=== 作業項目 ===
本文のうち「この連載は、1906年8月ま」から「どいようだが、これも「処女小説」である)」までを、両端の語句も含めて一字一句違えずに書き出してください。

=== 本文 ===

20世紀の歴史と文学(1906年)

先週に続き、1900年代の歴史と文学を今週も解説していくが、その前に触れておきたいことがある。

1905年の記事は、日露戦争が年またぎで続いたこともあり、戦争一色の記事になり、文学に触れていなかった。

今日は、文学の解説を多めに行おう。

1905年は、実は夏目漱石が『吾輩は猫である』という長編小説を、雑誌『ホトトギス』に連載して、好評を博した1年だった。

この連載は、1906年8月まで続き、その後は、上中下巻の3分冊の本が順次刊行されていった。

漱石は、1906年には『坊っちゃん』と『草枕』も発表しており、この3作品は、現代も名作として読み継がれている。

ちなみに、『吾輩は猫である』は漱石の処女作である。(今の時代に「処女作」という表現がマッチしているのか疑問だが、「初めての作品」という意味での転用はまだ続いているようだ。)

もう一人、1905年に起稿した小説を、1906年に自費出版で世に出し、大きな関心を集めた作家がいる。

島崎藤村である。

藤村は、もともと詩人だったのだが、小説家に転向して初めての作品となる『破戒』を執筆した。(くどいようだが、これも「処女小説」である)

=== 対象データ ===

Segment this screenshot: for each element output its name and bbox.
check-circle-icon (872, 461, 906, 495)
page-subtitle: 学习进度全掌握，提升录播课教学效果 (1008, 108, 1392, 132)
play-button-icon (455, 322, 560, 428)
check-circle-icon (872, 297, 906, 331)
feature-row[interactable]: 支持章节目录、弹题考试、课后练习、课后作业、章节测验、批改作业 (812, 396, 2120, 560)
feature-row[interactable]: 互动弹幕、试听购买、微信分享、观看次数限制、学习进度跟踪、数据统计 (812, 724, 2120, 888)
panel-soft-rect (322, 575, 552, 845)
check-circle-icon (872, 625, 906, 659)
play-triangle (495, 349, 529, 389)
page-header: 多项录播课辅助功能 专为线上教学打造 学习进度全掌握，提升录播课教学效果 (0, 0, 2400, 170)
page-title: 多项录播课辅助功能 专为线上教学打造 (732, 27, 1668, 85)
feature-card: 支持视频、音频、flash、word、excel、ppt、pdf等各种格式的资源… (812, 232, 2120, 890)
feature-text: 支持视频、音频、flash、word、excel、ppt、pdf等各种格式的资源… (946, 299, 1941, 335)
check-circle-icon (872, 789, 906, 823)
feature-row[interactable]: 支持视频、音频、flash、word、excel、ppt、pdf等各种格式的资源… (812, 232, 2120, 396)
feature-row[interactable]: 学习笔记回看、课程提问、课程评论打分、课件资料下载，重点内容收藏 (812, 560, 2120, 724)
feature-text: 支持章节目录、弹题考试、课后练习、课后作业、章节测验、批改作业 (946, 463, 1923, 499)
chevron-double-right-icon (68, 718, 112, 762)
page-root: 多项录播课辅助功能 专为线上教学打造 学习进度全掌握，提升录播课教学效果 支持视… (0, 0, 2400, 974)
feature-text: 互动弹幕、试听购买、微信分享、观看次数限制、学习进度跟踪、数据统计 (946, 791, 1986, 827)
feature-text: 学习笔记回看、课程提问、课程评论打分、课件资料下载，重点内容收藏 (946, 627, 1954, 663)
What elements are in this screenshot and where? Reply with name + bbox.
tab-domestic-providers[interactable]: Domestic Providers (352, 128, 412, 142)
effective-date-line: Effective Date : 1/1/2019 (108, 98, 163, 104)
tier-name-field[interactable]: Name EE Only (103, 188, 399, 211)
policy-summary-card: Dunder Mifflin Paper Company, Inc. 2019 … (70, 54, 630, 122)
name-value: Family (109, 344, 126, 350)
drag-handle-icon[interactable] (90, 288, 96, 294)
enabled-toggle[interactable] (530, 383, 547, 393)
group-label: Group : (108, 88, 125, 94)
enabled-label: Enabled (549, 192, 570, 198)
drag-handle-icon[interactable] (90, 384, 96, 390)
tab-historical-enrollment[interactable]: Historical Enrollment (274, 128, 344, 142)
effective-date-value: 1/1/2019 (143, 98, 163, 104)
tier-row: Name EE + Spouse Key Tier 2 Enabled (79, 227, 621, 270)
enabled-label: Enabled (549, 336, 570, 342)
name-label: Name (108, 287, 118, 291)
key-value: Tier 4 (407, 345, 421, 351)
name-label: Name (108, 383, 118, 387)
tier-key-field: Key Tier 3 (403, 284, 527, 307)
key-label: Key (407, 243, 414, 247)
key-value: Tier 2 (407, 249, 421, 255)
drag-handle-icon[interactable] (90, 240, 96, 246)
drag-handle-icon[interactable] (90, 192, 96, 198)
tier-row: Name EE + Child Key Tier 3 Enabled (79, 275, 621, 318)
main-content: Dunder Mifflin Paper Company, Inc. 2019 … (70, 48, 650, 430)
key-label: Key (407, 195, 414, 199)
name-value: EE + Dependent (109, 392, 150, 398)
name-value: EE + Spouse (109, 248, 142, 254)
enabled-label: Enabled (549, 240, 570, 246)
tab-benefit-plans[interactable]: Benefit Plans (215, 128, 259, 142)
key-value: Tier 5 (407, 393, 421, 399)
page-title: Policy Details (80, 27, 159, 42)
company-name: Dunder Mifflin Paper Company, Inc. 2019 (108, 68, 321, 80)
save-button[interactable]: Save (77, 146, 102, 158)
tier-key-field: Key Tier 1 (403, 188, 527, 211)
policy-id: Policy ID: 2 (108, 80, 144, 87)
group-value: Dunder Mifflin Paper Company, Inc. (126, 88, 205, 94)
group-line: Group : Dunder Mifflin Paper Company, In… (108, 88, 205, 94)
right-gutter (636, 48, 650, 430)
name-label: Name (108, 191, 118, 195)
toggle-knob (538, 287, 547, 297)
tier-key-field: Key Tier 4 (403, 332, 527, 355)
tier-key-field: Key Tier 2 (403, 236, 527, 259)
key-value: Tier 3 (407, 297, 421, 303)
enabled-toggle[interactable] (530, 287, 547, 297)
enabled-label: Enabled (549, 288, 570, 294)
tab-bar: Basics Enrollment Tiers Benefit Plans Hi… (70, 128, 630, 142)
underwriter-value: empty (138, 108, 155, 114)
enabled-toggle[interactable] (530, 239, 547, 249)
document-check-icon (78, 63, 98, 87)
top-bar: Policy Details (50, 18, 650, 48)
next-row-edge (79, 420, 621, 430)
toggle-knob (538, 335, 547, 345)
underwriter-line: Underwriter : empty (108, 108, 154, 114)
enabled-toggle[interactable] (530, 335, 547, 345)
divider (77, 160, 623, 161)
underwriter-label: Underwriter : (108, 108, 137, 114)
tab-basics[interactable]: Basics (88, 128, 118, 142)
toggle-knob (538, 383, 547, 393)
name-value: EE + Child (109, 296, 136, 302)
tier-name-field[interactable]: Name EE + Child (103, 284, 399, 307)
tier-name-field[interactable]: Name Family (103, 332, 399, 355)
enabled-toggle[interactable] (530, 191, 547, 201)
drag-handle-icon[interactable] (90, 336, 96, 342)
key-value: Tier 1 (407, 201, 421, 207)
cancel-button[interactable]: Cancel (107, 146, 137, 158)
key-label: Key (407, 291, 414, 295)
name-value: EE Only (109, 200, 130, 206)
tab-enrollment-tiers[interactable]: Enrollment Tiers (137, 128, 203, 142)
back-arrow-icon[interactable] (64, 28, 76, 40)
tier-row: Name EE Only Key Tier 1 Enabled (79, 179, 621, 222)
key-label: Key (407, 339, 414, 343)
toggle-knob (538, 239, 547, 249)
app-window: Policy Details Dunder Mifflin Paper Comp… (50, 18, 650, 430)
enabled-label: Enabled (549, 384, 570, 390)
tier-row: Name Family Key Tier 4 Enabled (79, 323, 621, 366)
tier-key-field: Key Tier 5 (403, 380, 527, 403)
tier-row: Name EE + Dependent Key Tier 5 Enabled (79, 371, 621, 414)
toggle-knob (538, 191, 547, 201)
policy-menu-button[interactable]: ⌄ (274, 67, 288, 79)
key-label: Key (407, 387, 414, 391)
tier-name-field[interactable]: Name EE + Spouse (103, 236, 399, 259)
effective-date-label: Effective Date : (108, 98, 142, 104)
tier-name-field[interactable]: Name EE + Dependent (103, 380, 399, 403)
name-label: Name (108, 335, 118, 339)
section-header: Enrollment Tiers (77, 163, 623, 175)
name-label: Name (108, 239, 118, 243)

===

=== 解答 ===
この連載は、1906年8月まで続き、その後は、上中下巻の3分冊の本が順次刊行されていった。

漱石は、1906年には『坊っちゃん』と『草枕』も発表しており、この3作品は、現代も名作として読み継がれている。

ちなみに、『吾輩は猫である』は漱石の処女作である。(今の時代に「処女作」という表現がマッチしているのか疑問だが、「初めての作品」という意味での転用はまだ続いているようだ。)

もう一人、1905年に起稿した小説を、1906年に自費出版で世に出し、大きな関心を集めた作家がいる。

島崎藤村である。

藤村は、もともと詩人だったのだが、小説家に転向して初めての作品となる『破戒』を執筆した。(くどいようだが、これも「処女小説」である)